* WRITTEN EXERCISE *
The records below must be copied in full; omit the images.

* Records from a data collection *
☆ ☆ ☆ ☆
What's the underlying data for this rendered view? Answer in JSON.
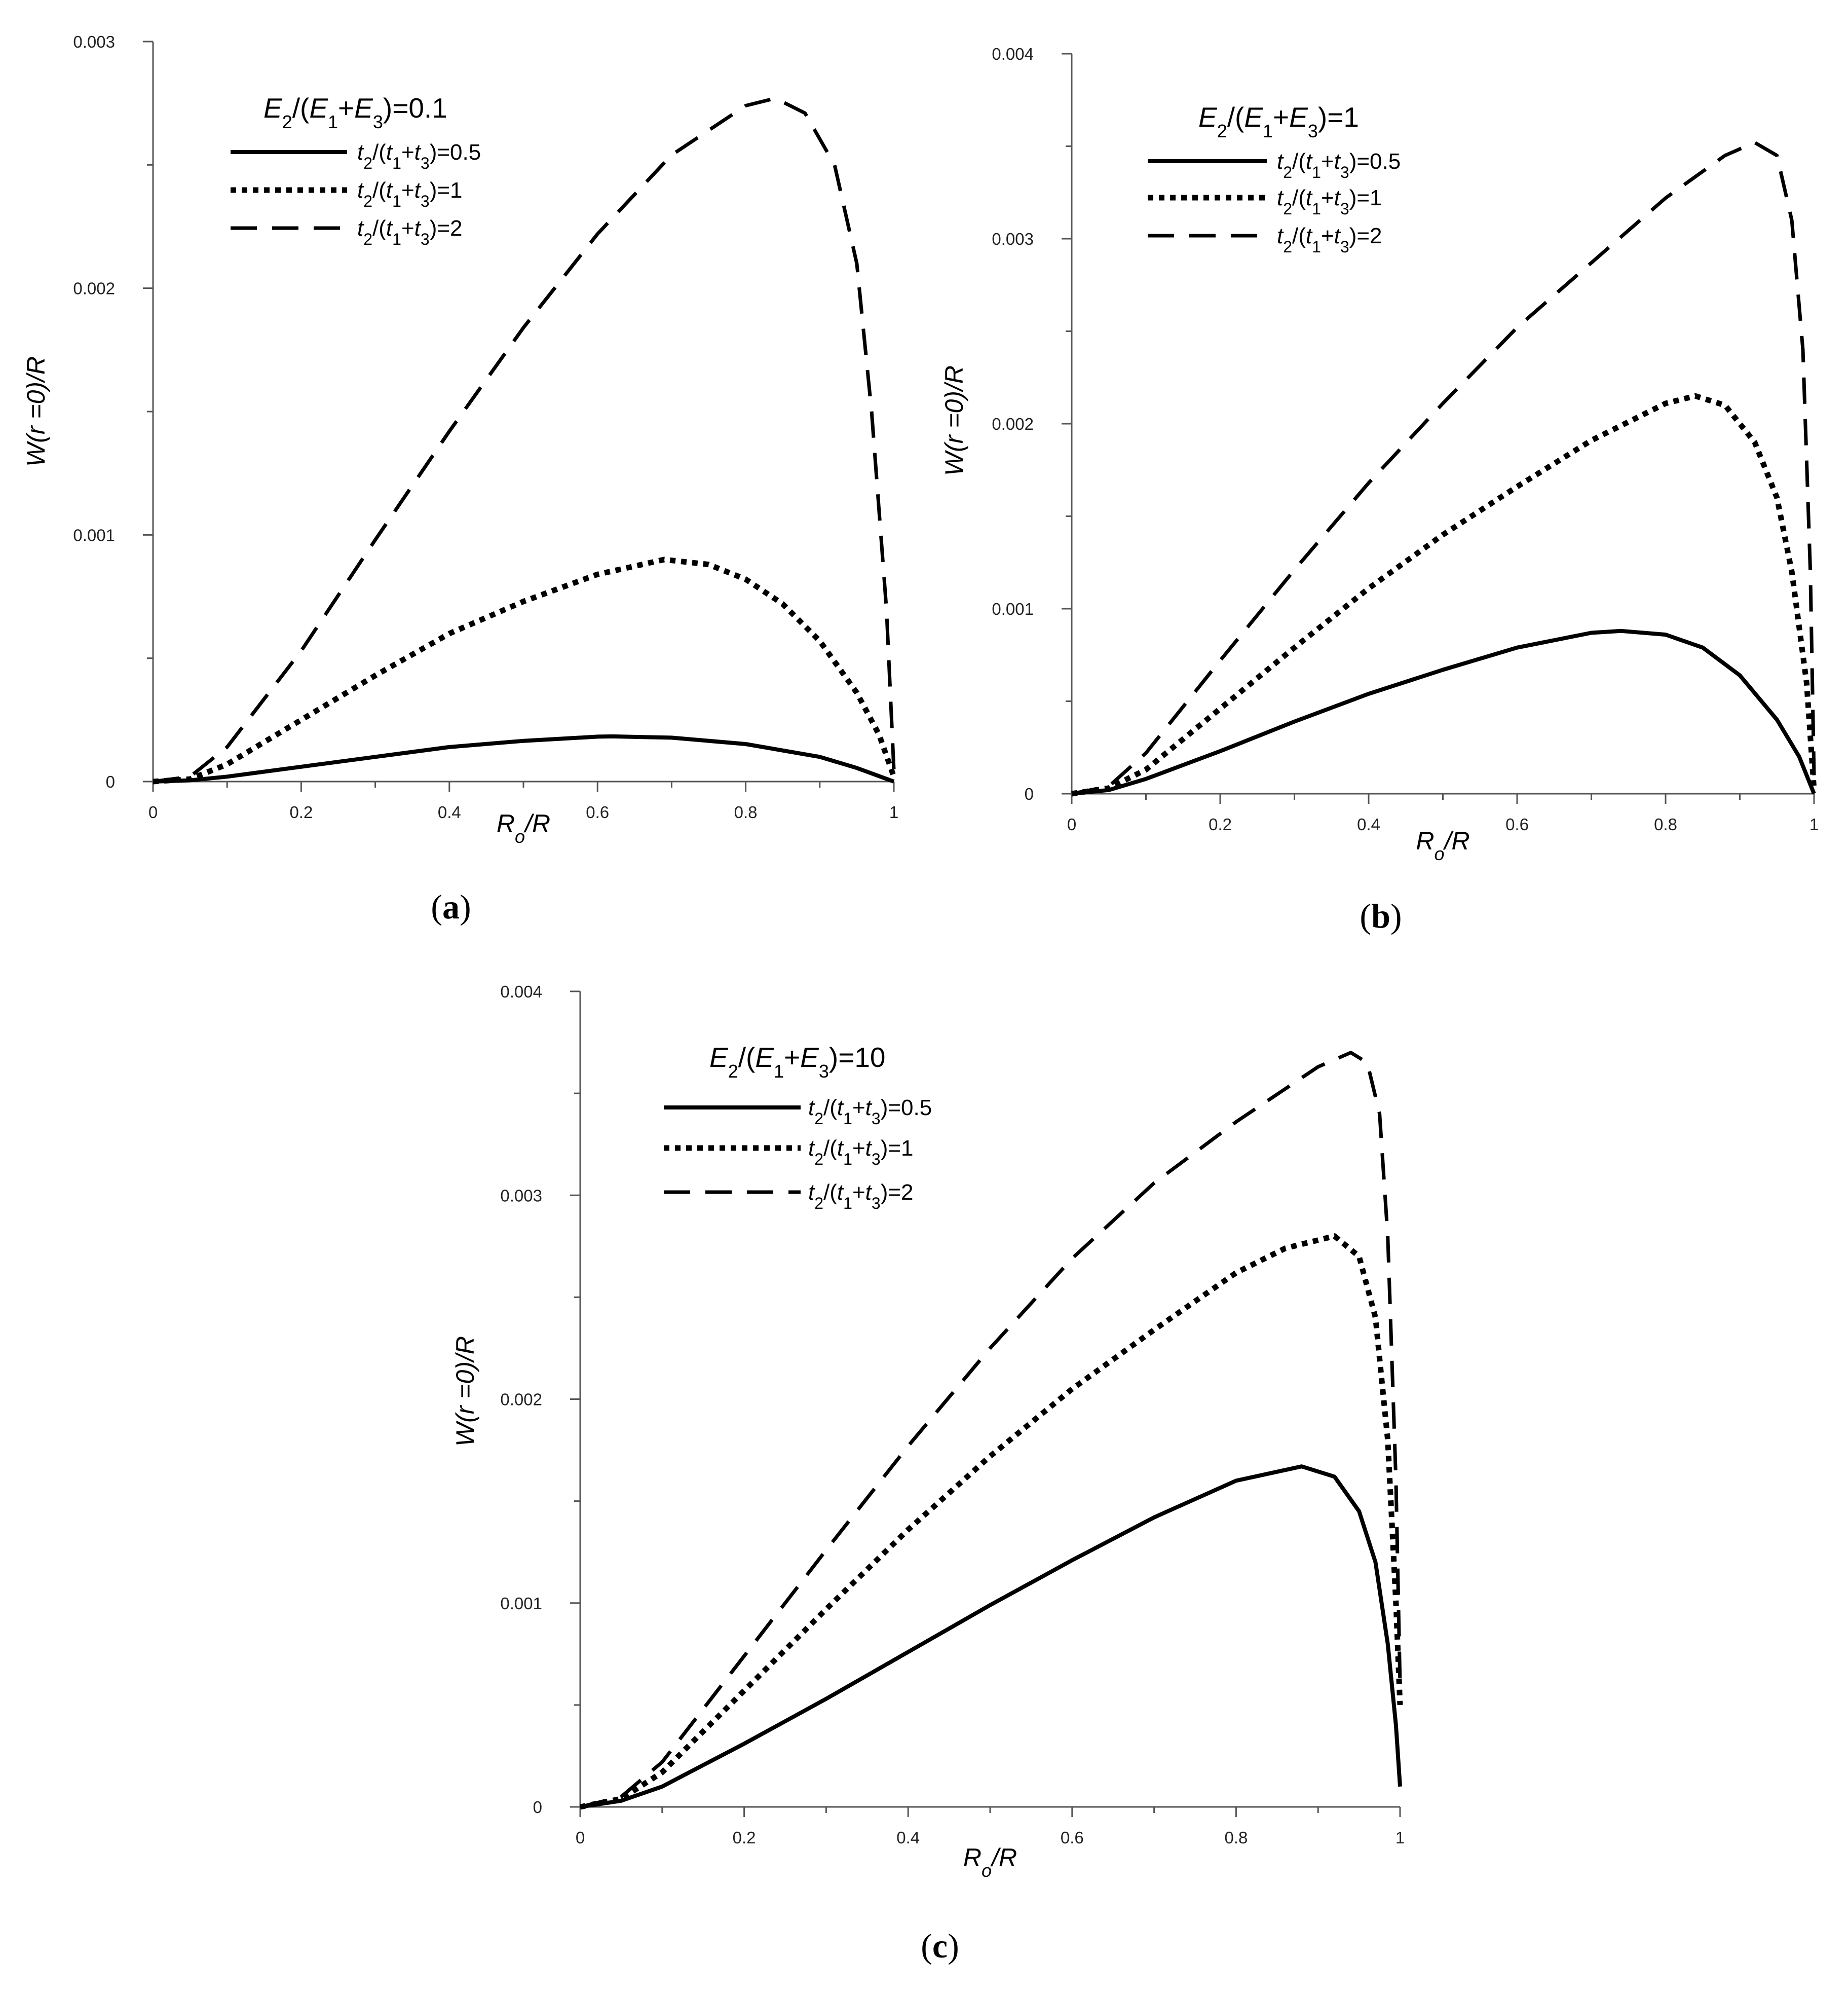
{
  "chart_data": [
    {
      "type": "line",
      "panel_label": "(a)",
      "legend_title": "E2/(E1+E3)=0.1",
      "legend_title_parts": {
        "pre": "E",
        "sub1": "2",
        "mid1": "/(E",
        "sub2": "1",
        "mid2": "+E",
        "sub3": "3",
        "post": ")=0.1"
      },
      "xlabel": "Ro/R",
      "ylabel": "W(r =0)/R",
      "xlim": [
        0,
        1
      ],
      "ylim": [
        0,
        0.003
      ],
      "xticks": [
        "0",
        "0.2",
        "0.4",
        "0.6",
        "0.8",
        "1"
      ],
      "yticks": [
        "0",
        "0.001",
        "0.002",
        "0.003"
      ],
      "series": [
        {
          "name": "t2/(t1+t3)=0.5",
          "label_value": "0.5",
          "style": "solid",
          "x": [
            0,
            0.05,
            0.1,
            0.2,
            0.3,
            0.4,
            0.5,
            0.6,
            0.62,
            0.7,
            0.8,
            0.9,
            0.95,
            1.0
          ],
          "y": [
            0,
            5e-06,
            2e-05,
            6e-05,
            0.0001,
            0.00014,
            0.000165,
            0.000182,
            0.000183,
            0.000178,
            0.000152,
            0.0001,
            5.5e-05,
            0
          ]
        },
        {
          "name": "t2/(t1+t3)=1",
          "label_value": "1",
          "style": "dotted",
          "x": [
            0,
            0.05,
            0.1,
            0.2,
            0.3,
            0.4,
            0.5,
            0.6,
            0.69,
            0.75,
            0.8,
            0.85,
            0.9,
            0.95,
            0.98,
            1.0
          ],
          "y": [
            0,
            1e-05,
            7e-05,
            0.00025,
            0.00043,
            0.0006,
            0.00073,
            0.00084,
            0.0009,
            0.00088,
            0.00082,
            0.00072,
            0.00057,
            0.00036,
            0.00019,
            2e-05
          ]
        },
        {
          "name": "t2/(t1+t3)=2",
          "label_value": "2",
          "style": "dashed",
          "x": [
            0,
            0.05,
            0.1,
            0.2,
            0.3,
            0.4,
            0.5,
            0.6,
            0.7,
            0.8,
            0.84,
            0.88,
            0.92,
            0.95,
            0.97,
            0.99,
            1.0
          ],
          "y": [
            0,
            2e-05,
            0.00014,
            0.00053,
            0.00098,
            0.00142,
            0.00184,
            0.00222,
            0.00254,
            0.00274,
            0.00277,
            0.00271,
            0.0025,
            0.0021,
            0.0015,
            0.0007,
            5e-05
          ]
        }
      ]
    },
    {
      "type": "line",
      "panel_label": "(b)",
      "legend_title": "E2/(E1+E3)=1",
      "legend_title_parts": {
        "pre": "E",
        "sub1": "2",
        "mid1": "/(E",
        "sub2": "1",
        "mid2": "+E",
        "sub3": "3",
        "post": ")=1"
      },
      "xlabel": "Ro/R",
      "ylabel": "W(r =0)/R",
      "xlim": [
        0,
        1
      ],
      "ylim": [
        0,
        0.004
      ],
      "xticks": [
        "0",
        "0.2",
        "0.4",
        "0.6",
        "0.8",
        "1"
      ],
      "yticks": [
        "0",
        "0.001",
        "0.002",
        "0.003",
        "0.004"
      ],
      "series": [
        {
          "name": "t2/(t1+t3)=0.5",
          "label_value": "0.5",
          "style": "solid",
          "x": [
            0,
            0.05,
            0.1,
            0.2,
            0.3,
            0.4,
            0.5,
            0.6,
            0.7,
            0.74,
            0.8,
            0.85,
            0.9,
            0.95,
            0.98,
            1.0
          ],
          "y": [
            0,
            2e-05,
            8e-05,
            0.00023,
            0.00039,
            0.00054,
            0.00067,
            0.00079,
            0.00087,
            0.00088,
            0.00086,
            0.00079,
            0.00064,
            0.0004,
            0.0002,
            0
          ]
        },
        {
          "name": "t2/(t1+t3)=1",
          "label_value": "1",
          "style": "dotted",
          "x": [
            0,
            0.05,
            0.1,
            0.2,
            0.3,
            0.4,
            0.5,
            0.6,
            0.7,
            0.8,
            0.84,
            0.88,
            0.92,
            0.95,
            0.97,
            0.99,
            1.0
          ],
          "y": [
            0,
            3e-05,
            0.00013,
            0.00046,
            0.00079,
            0.00111,
            0.0014,
            0.00166,
            0.00191,
            0.00211,
            0.00215,
            0.0021,
            0.0019,
            0.0016,
            0.0012,
            0.0006,
            2e-05
          ]
        },
        {
          "name": "t2/(t1+t3)=2",
          "label_value": "2",
          "style": "dashed",
          "x": [
            0,
            0.05,
            0.1,
            0.2,
            0.3,
            0.4,
            0.5,
            0.6,
            0.7,
            0.8,
            0.88,
            0.92,
            0.95,
            0.97,
            0.985,
            0.995,
            1.0
          ],
          "y": [
            0,
            4e-05,
            0.00022,
            0.00072,
            0.00121,
            0.00168,
            0.00211,
            0.00252,
            0.00287,
            0.00322,
            0.00345,
            0.00352,
            0.00345,
            0.0031,
            0.0024,
            0.0012,
            0.0001
          ]
        }
      ]
    },
    {
      "type": "line",
      "panel_label": "(c)",
      "legend_title": "E2/(E1+E3)=10",
      "legend_title_parts": {
        "pre": "E",
        "sub1": "2",
        "mid1": "/(E",
        "sub2": "1",
        "mid2": "+E",
        "sub3": "3",
        "post": ")=10"
      },
      "xlabel": "Ro/R",
      "ylabel": "W(r =0)/R",
      "xlim": [
        0,
        1
      ],
      "ylim": [
        0,
        0.004
      ],
      "xticks": [
        "0",
        "0.2",
        "0.4",
        "0.6",
        "0.8",
        "1"
      ],
      "yticks": [
        "0",
        "0.001",
        "0.002",
        "0.003",
        "0.004"
      ],
      "series": [
        {
          "name": "t2/(t1+t3)=0.5",
          "label_value": "0.5",
          "style": "solid",
          "x": [
            0,
            0.05,
            0.1,
            0.2,
            0.3,
            0.4,
            0.5,
            0.6,
            0.7,
            0.8,
            0.88,
            0.92,
            0.95,
            0.97,
            0.985,
            0.995,
            1.0
          ],
          "y": [
            0,
            3e-05,
            0.0001,
            0.00031,
            0.00053,
            0.00076,
            0.00099,
            0.00121,
            0.00142,
            0.0016,
            0.00167,
            0.00162,
            0.00145,
            0.0012,
            0.0008,
            0.0004,
            0.0001
          ]
        },
        {
          "name": "t2/(t1+t3)=1",
          "label_value": "1",
          "style": "dotted",
          "x": [
            0,
            0.05,
            0.1,
            0.2,
            0.3,
            0.4,
            0.5,
            0.6,
            0.7,
            0.8,
            0.86,
            0.92,
            0.95,
            0.97,
            0.985,
            0.995,
            1.0
          ],
          "y": [
            0,
            4e-05,
            0.00017,
            0.00057,
            0.00097,
            0.00136,
            0.00172,
            0.00205,
            0.00234,
            0.00262,
            0.00274,
            0.0028,
            0.0027,
            0.0024,
            0.0018,
            0.001,
            0.0005
          ]
        },
        {
          "name": "t2/(t1+t3)=2",
          "label_value": "2",
          "style": "dashed",
          "x": [
            0,
            0.05,
            0.1,
            0.2,
            0.3,
            0.4,
            0.5,
            0.6,
            0.7,
            0.8,
            0.9,
            0.94,
            0.96,
            0.975,
            0.985,
            0.995,
            1.0
          ],
          "y": [
            0,
            5e-05,
            0.00022,
            0.00074,
            0.00126,
            0.00177,
            0.00225,
            0.00269,
            0.00306,
            0.00336,
            0.00363,
            0.0037,
            0.00365,
            0.0034,
            0.0028,
            0.0016,
            0.0006
          ]
        }
      ]
    }
  ]
}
☆ ☆ ☆ ☆
* RESULT FOR THIS TASK *
What's the underlying data for this rendered view? Answer in JSON.
{
  "chart_data": [
    {
      "type": "line",
      "panel_label": "(a)",
      "legend_title": "E2/(E1+E3)=0.1",
      "legend_title_parts": {
        "pre": "E",
        "sub1": "2",
        "mid1": "/(E",
        "sub2": "1",
        "mid2": "+E",
        "sub3": "3",
        "post": ")=0.1"
      },
      "xlabel": "Ro/R",
      "ylabel": "W(r =0)/R",
      "xlim": [
        0,
        1
      ],
      "ylim": [
        0,
        0.003
      ],
      "xticks": [
        "0",
        "0.2",
        "0.4",
        "0.6",
        "0.8",
        "1"
      ],
      "yticks": [
        "0",
        "0.001",
        "0.002",
        "0.003"
      ],
      "series": [
        {
          "name": "t2/(t1+t3)=0.5",
          "label_value": "0.5",
          "style": "solid",
          "x": [
            0,
            0.05,
            0.1,
            0.2,
            0.3,
            0.4,
            0.5,
            0.6,
            0.62,
            0.7,
            0.8,
            0.9,
            0.95,
            1.0
          ],
          "y": [
            0,
            5e-06,
            2e-05,
            6e-05,
            0.0001,
            0.00014,
            0.000165,
            0.000182,
            0.000183,
            0.000178,
            0.000152,
            0.0001,
            5.5e-05,
            0
          ]
        },
        {
          "name": "t2/(t1+t3)=1",
          "label_value": "1",
          "style": "dotted",
          "x": [
            0,
            0.05,
            0.1,
            0.2,
            0.3,
            0.4,
            0.5,
            0.6,
            0.69,
            0.75,
            0.8,
            0.85,
            0.9,
            0.95,
            0.98,
            1.0
          ],
          "y": [
            0,
            1e-05,
            7e-05,
            0.00025,
            0.00043,
            0.0006,
            0.00073,
            0.00084,
            0.0009,
            0.00088,
            0.00082,
            0.00072,
            0.00057,
            0.00036,
            0.00019,
            2e-05
          ]
        },
        {
          "name": "t2/(t1+t3)=2",
          "label_value": "2",
          "style": "dashed",
          "x": [
            0,
            0.05,
            0.1,
            0.2,
            0.3,
            0.4,
            0.5,
            0.6,
            0.7,
            0.8,
            0.84,
            0.88,
            0.92,
            0.95,
            0.97,
            0.99,
            1.0
          ],
          "y": [
            0,
            2e-05,
            0.00014,
            0.00053,
            0.00098,
            0.00142,
            0.00184,
            0.00222,
            0.00254,
            0.00274,
            0.00277,
            0.00271,
            0.0025,
            0.0021,
            0.0015,
            0.0007,
            5e-05
          ]
        }
      ]
    },
    {
      "type": "line",
      "panel_label": "(b)",
      "legend_title": "E2/(E1+E3)=1",
      "legend_title_parts": {
        "pre": "E",
        "sub1": "2",
        "mid1": "/(E",
        "sub2": "1",
        "mid2": "+E",
        "sub3": "3",
        "post": ")=1"
      },
      "xlabel": "Ro/R",
      "ylabel": "W(r =0)/R",
      "xlim": [
        0,
        1
      ],
      "ylim": [
        0,
        0.004
      ],
      "xticks": [
        "0",
        "0.2",
        "0.4",
        "0.6",
        "0.8",
        "1"
      ],
      "yticks": [
        "0",
        "0.001",
        "0.002",
        "0.003",
        "0.004"
      ],
      "series": [
        {
          "name": "t2/(t1+t3)=0.5",
          "label_value": "0.5",
          "style": "solid",
          "x": [
            0,
            0.05,
            0.1,
            0.2,
            0.3,
            0.4,
            0.5,
            0.6,
            0.7,
            0.74,
            0.8,
            0.85,
            0.9,
            0.95,
            0.98,
            1.0
          ],
          "y": [
            0,
            2e-05,
            8e-05,
            0.00023,
            0.00039,
            0.00054,
            0.00067,
            0.00079,
            0.00087,
            0.00088,
            0.00086,
            0.00079,
            0.00064,
            0.0004,
            0.0002,
            0
          ]
        },
        {
          "name": "t2/(t1+t3)=1",
          "label_value": "1",
          "style": "dotted",
          "x": [
            0,
            0.05,
            0.1,
            0.2,
            0.3,
            0.4,
            0.5,
            0.6,
            0.7,
            0.8,
            0.84,
            0.88,
            0.92,
            0.95,
            0.97,
            0.99,
            1.0
          ],
          "y": [
            0,
            3e-05,
            0.00013,
            0.00046,
            0.00079,
            0.00111,
            0.0014,
            0.00166,
            0.00191,
            0.00211,
            0.00215,
            0.0021,
            0.0019,
            0.0016,
            0.0012,
            0.0006,
            2e-05
          ]
        },
        {
          "name": "t2/(t1+t3)=2",
          "label_value": "2",
          "style": "dashed",
          "x": [
            0,
            0.05,
            0.1,
            0.2,
            0.3,
            0.4,
            0.5,
            0.6,
            0.7,
            0.8,
            0.88,
            0.92,
            0.95,
            0.97,
            0.985,
            0.995,
            1.0
          ],
          "y": [
            0,
            4e-05,
            0.00022,
            0.00072,
            0.00121,
            0.00168,
            0.00211,
            0.00252,
            0.00287,
            0.00322,
            0.00345,
            0.00352,
            0.00345,
            0.0031,
            0.0024,
            0.0012,
            0.0001
          ]
        }
      ]
    },
    {
      "type": "line",
      "panel_label": "(c)",
      "legend_title": "E2/(E1+E3)=10",
      "legend_title_parts": {
        "pre": "E",
        "sub1": "2",
        "mid1": "/(E",
        "sub2": "1",
        "mid2": "+E",
        "sub3": "3",
        "post": ")=10"
      },
      "xlabel": "Ro/R",
      "ylabel": "W(r =0)/R",
      "xlim": [
        0,
        1
      ],
      "ylim": [
        0,
        0.004
      ],
      "xticks": [
        "0",
        "0.2",
        "0.4",
        "0.6",
        "0.8",
        "1"
      ],
      "yticks": [
        "0",
        "0.001",
        "0.002",
        "0.003",
        "0.004"
      ],
      "series": [
        {
          "name": "t2/(t1+t3)=0.5",
          "label_value": "0.5",
          "style": "solid",
          "x": [
            0,
            0.05,
            0.1,
            0.2,
            0.3,
            0.4,
            0.5,
            0.6,
            0.7,
            0.8,
            0.88,
            0.92,
            0.95,
            0.97,
            0.985,
            0.995,
            1.0
          ],
          "y": [
            0,
            3e-05,
            0.0001,
            0.00031,
            0.00053,
            0.00076,
            0.00099,
            0.00121,
            0.00142,
            0.0016,
            0.00167,
            0.00162,
            0.00145,
            0.0012,
            0.0008,
            0.0004,
            0.0001
          ]
        },
        {
          "name": "t2/(t1+t3)=1",
          "label_value": "1",
          "style": "dotted",
          "x": [
            0,
            0.05,
            0.1,
            0.2,
            0.3,
            0.4,
            0.5,
            0.6,
            0.7,
            0.8,
            0.86,
            0.92,
            0.95,
            0.97,
            0.985,
            0.995,
            1.0
          ],
          "y": [
            0,
            4e-05,
            0.00017,
            0.00057,
            0.00097,
            0.00136,
            0.00172,
            0.00205,
            0.00234,
            0.00262,
            0.00274,
            0.0028,
            0.0027,
            0.0024,
            0.0018,
            0.001,
            0.0005
          ]
        },
        {
          "name": "t2/(t1+t3)=2",
          "label_value": "2",
          "style": "dashed",
          "x": [
            0,
            0.05,
            0.1,
            0.2,
            0.3,
            0.4,
            0.5,
            0.6,
            0.7,
            0.8,
            0.9,
            0.94,
            0.96,
            0.975,
            0.985,
            0.995,
            1.0
          ],
          "y": [
            0,
            5e-05,
            0.00022,
            0.00074,
            0.00126,
            0.00177,
            0.00225,
            0.00269,
            0.00306,
            0.00336,
            0.00363,
            0.0037,
            0.00365,
            0.0034,
            0.0028,
            0.0016,
            0.0006
          ]
        }
      ]
    }
  ]
}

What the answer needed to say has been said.